Figure record extracts →
>> begin
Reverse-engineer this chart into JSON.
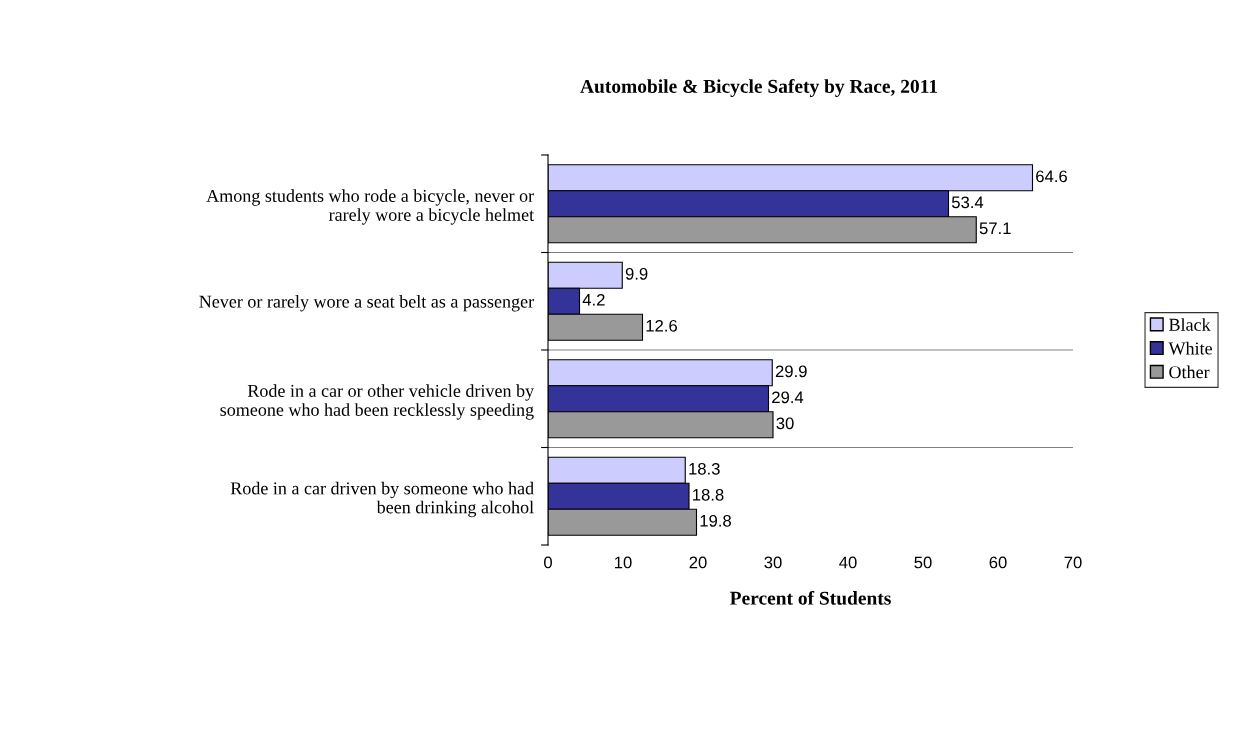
{
  "chart_data": {
    "type": "bar",
    "orientation": "horizontal",
    "title": "Automobile & Bicycle Safety by Race, 2011",
    "xlabel": "Percent of Students",
    "categories": [
      "Among students who rode a bicycle, never or\nrarely wore a bicycle helmet",
      "Never or rarely wore a seat belt as a passenger",
      "Rode in a car or other vehicle driven by\nsomeone who had been recklessly speeding",
      "Rode in a car driven by someone who had\nbeen drinking alcohol"
    ],
    "series": [
      {
        "name": "Black",
        "color": "#ccccff",
        "values": [
          64.6,
          9.9,
          29.9,
          18.3
        ]
      },
      {
        "name": "White",
        "color": "#333399",
        "values": [
          53.4,
          4.2,
          29.4,
          18.8
        ]
      },
      {
        "name": "Other",
        "color": "#999999",
        "values": [
          57.1,
          12.6,
          30,
          19.8
        ]
      }
    ],
    "xlim": [
      0,
      70
    ],
    "xticks": [
      0,
      10,
      20,
      30,
      40,
      50,
      60,
      70
    ],
    "data_labels": true,
    "grid": "y",
    "legend": "right"
  }
}
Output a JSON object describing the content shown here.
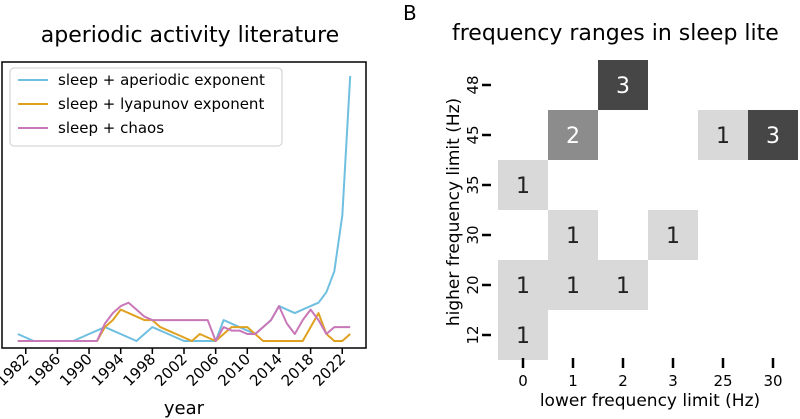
{
  "panel_label_b": "B",
  "chart_data": [
    {
      "type": "line",
      "title": "aperiodic activity literature",
      "xlabel": "year",
      "ylabel": "",
      "xlim": [
        1979,
        2025
      ],
      "ylim": [
        -1,
        40
      ],
      "grid": false,
      "legend_position": "top-left",
      "x_ticks": [
        "1982",
        "1986",
        "1990",
        "1994",
        "1998",
        "2002",
        "2006",
        "2010",
        "2014",
        "2018",
        "2022"
      ],
      "x_tick_values": [
        1982,
        1986,
        1990,
        1994,
        1998,
        2002,
        2006,
        2010,
        2014,
        2018,
        2022
      ],
      "x": [
        1981,
        1982,
        1983,
        1984,
        1985,
        1986,
        1987,
        1988,
        1989,
        1990,
        1991,
        1992,
        1993,
        1994,
        1995,
        1996,
        1997,
        1998,
        1999,
        2000,
        2001,
        2002,
        2003,
        2004,
        2005,
        2006,
        2007,
        2008,
        2009,
        2010,
        2011,
        2012,
        2013,
        2014,
        2015,
        2016,
        2017,
        2018,
        2019,
        2020,
        2021,
        2022,
        2023
      ],
      "series": [
        {
          "name": "sleep + aperiodic exponent",
          "color": "#6fbfe0",
          "values": [
            1,
            0.5,
            0,
            0,
            0,
            0,
            0,
            0,
            0.5,
            1,
            1.5,
            2,
            1.5,
            1,
            0.5,
            0,
            1,
            2,
            1.5,
            1,
            0.5,
            0,
            0,
            0,
            0,
            0,
            3,
            2.5,
            2,
            1.5,
            1,
            2,
            3,
            5,
            4.5,
            4,
            4.5,
            5,
            5.5,
            7,
            10,
            18,
            38
          ]
        },
        {
          "name": "sleep + lyapunov exponent",
          "color": "#e0a020",
          "values": [
            0,
            0,
            0,
            0,
            0,
            0,
            0,
            0,
            0,
            0,
            0,
            2,
            3,
            4.5,
            4,
            3.5,
            3,
            3,
            2,
            1.5,
            1,
            0.5,
            0,
            1,
            0.5,
            0,
            1,
            2,
            2,
            2,
            1,
            0,
            0,
            0,
            0,
            0,
            0,
            2,
            4,
            1,
            0,
            0,
            1
          ]
        },
        {
          "name": "sleep + chaos",
          "color": "#c878b8",
          "values": [
            0,
            0,
            0,
            0,
            0,
            0,
            0,
            0,
            0,
            0,
            0,
            2.5,
            4,
            5,
            5.5,
            4.5,
            3.5,
            3,
            3,
            3,
            3,
            3,
            3,
            3,
            3,
            0,
            2,
            1.5,
            1.5,
            1,
            1,
            2,
            3,
            5,
            2.5,
            1,
            3,
            4.5,
            3,
            1,
            2,
            2,
            2
          ]
        }
      ]
    },
    {
      "type": "heatmap",
      "title": "frequency ranges in sleep lite",
      "xlabel": "lower frequency limit (Hz)",
      "ylabel": "higher frequency limit (Hz)",
      "x_categories": [
        "0",
        "1",
        "2",
        "3",
        "25",
        "30"
      ],
      "y_categories": [
        "48",
        "45",
        "35",
        "30",
        "20",
        "12"
      ],
      "max_value": 3,
      "cells": [
        {
          "x": "2",
          "y": "48",
          "value": 3
        },
        {
          "x": "1",
          "y": "45",
          "value": 2
        },
        {
          "x": "25",
          "y": "45",
          "value": 1
        },
        {
          "x": "30",
          "y": "45",
          "value": 3
        },
        {
          "x": "0",
          "y": "35",
          "value": 1
        },
        {
          "x": "1",
          "y": "30",
          "value": 1
        },
        {
          "x": "3",
          "y": "30",
          "value": 1
        },
        {
          "x": "0",
          "y": "20",
          "value": 1
        },
        {
          "x": "1",
          "y": "20",
          "value": 1
        },
        {
          "x": "2",
          "y": "20",
          "value": 1
        },
        {
          "x": "0",
          "y": "12",
          "value": 1
        }
      ]
    }
  ]
}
>> end
GIVEN EXERCISE → All the records above need to be given again word for word. Skip the pictures.

THE SOLUTION →
Reverse-engineer this chart into JSON.
{
  "chart_data": {
    "type": "bar",
    "orientation": "horizontal",
    "title": "Automobile & Bicycle Safety by Race, 2011",
    "xlabel": "Percent of Students",
    "categories": [
      "Among students who rode a bicycle, never or\nrarely wore a bicycle helmet",
      "Never or rarely wore a seat belt as a passenger",
      "Rode in a car or other vehicle driven by\nsomeone who had been recklessly speeding",
      "Rode in a car driven by someone who had\nbeen drinking alcohol"
    ],
    "series": [
      {
        "name": "Black",
        "color": "#ccccff",
        "values": [
          64.6,
          9.9,
          29.9,
          18.3
        ]
      },
      {
        "name": "White",
        "color": "#333399",
        "values": [
          53.4,
          4.2,
          29.4,
          18.8
        ]
      },
      {
        "name": "Other",
        "color": "#999999",
        "values": [
          57.1,
          12.6,
          30,
          19.8
        ]
      }
    ],
    "xlim": [
      0,
      70
    ],
    "xticks": [
      0,
      10,
      20,
      30,
      40,
      50,
      60,
      70
    ],
    "data_labels": true,
    "grid": "y",
    "legend": "right"
  }
}
Output a JSON object describing the content shown here.
{
  "panel_label_b": "B",
  "chart_data": [
    {
      "type": "line",
      "title": "aperiodic activity literature",
      "xlabel": "year",
      "ylabel": "",
      "xlim": [
        1979,
        2025
      ],
      "ylim": [
        -1,
        40
      ],
      "grid": false,
      "legend_position": "top-left",
      "x_ticks": [
        "1982",
        "1986",
        "1990",
        "1994",
        "1998",
        "2002",
        "2006",
        "2010",
        "2014",
        "2018",
        "2022"
      ],
      "x_tick_values": [
        1982,
        1986,
        1990,
        1994,
        1998,
        2002,
        2006,
        2010,
        2014,
        2018,
        2022
      ],
      "x": [
        1981,
        1982,
        1983,
        1984,
        1985,
        1986,
        1987,
        1988,
        1989,
        1990,
        1991,
        1992,
        1993,
        1994,
        1995,
        1996,
        1997,
        1998,
        1999,
        2000,
        2001,
        2002,
        2003,
        2004,
        2005,
        2006,
        2007,
        2008,
        2009,
        2010,
        2011,
        2012,
        2013,
        2014,
        2015,
        2016,
        2017,
        2018,
        2019,
        2020,
        2021,
        2022,
        2023
      ],
      "series": [
        {
          "name": "sleep + aperiodic exponent",
          "color": "#6fbfe0",
          "values": [
            1,
            0.5,
            0,
            0,
            0,
            0,
            0,
            0,
            0.5,
            1,
            1.5,
            2,
            1.5,
            1,
            0.5,
            0,
            1,
            2,
            1.5,
            1,
            0.5,
            0,
            0,
            0,
            0,
            0,
            3,
            2.5,
            2,
            1.5,
            1,
            2,
            3,
            5,
            4.5,
            4,
            4.5,
            5,
            5.5,
            7,
            10,
            18,
            38
          ]
        },
        {
          "name": "sleep + lyapunov exponent",
          "color": "#e0a020",
          "values": [
            0,
            0,
            0,
            0,
            0,
            0,
            0,
            0,
            0,
            0,
            0,
            2,
            3,
            4.5,
            4,
            3.5,
            3,
            3,
            2,
            1.5,
            1,
            0.5,
            0,
            1,
            0.5,
            0,
            1,
            2,
            2,
            2,
            1,
            0,
            0,
            0,
            0,
            0,
            0,
            2,
            4,
            1,
            0,
            0,
            1
          ]
        },
        {
          "name": "sleep + chaos",
          "color": "#c878b8",
          "values": [
            0,
            0,
            0,
            0,
            0,
            0,
            0,
            0,
            0,
            0,
            0,
            2.5,
            4,
            5,
            5.5,
            4.5,
            3.5,
            3,
            3,
            3,
            3,
            3,
            3,
            3,
            3,
            0,
            2,
            1.5,
            1.5,
            1,
            1,
            2,
            3,
            5,
            2.5,
            1,
            3,
            4.5,
            3,
            1,
            2,
            2,
            2
          ]
        }
      ]
    },
    {
      "type": "heatmap",
      "title": "frequency ranges in sleep lite",
      "xlabel": "lower frequency limit (Hz)",
      "ylabel": "higher frequency limit (Hz)",
      "x_categories": [
        "0",
        "1",
        "2",
        "3",
        "25",
        "30"
      ],
      "y_categories": [
        "48",
        "45",
        "35",
        "30",
        "20",
        "12"
      ],
      "max_value": 3,
      "cells": [
        {
          "x": "2",
          "y": "48",
          "value": 3
        },
        {
          "x": "1",
          "y": "45",
          "value": 2
        },
        {
          "x": "25",
          "y": "45",
          "value": 1
        },
        {
          "x": "30",
          "y": "45",
          "value": 3
        },
        {
          "x": "0",
          "y": "35",
          "value": 1
        },
        {
          "x": "1",
          "y": "30",
          "value": 1
        },
        {
          "x": "3",
          "y": "30",
          "value": 1
        },
        {
          "x": "0",
          "y": "20",
          "value": 1
        },
        {
          "x": "1",
          "y": "20",
          "value": 1
        },
        {
          "x": "2",
          "y": "20",
          "value": 1
        },
        {
          "x": "0",
          "y": "12",
          "value": 1
        }
      ]
    }
  ]
}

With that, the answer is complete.